(What is required)
Copy each line that contains the string "regions".

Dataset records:
************

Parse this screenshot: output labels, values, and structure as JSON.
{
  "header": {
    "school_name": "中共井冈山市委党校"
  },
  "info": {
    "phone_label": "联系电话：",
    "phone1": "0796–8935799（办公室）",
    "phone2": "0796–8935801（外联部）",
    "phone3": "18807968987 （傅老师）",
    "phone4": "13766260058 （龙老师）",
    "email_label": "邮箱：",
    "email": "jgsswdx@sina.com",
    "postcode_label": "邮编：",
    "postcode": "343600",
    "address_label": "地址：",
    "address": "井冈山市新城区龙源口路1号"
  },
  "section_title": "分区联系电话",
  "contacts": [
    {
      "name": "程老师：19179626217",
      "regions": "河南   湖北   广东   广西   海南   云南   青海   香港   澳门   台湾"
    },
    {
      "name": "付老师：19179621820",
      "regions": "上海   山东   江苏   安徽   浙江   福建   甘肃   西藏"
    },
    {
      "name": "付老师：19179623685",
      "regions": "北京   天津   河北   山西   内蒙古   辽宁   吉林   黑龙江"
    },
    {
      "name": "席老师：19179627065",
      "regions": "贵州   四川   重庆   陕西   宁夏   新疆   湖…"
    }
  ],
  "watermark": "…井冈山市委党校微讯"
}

************

(Final result)
      "regions": "河南   湖北   广东   广西   海南   云南   青海   香港   澳门   台湾"
      "regions": "上海   山东   江苏   安徽   浙江   福建   甘肃   西藏"
      "regions": "北京   天津   河北   山西   内蒙古   辽宁   吉林   黑龙江"
      "regions": "贵州   四川   重庆   陕西   宁夏   新疆   湖…"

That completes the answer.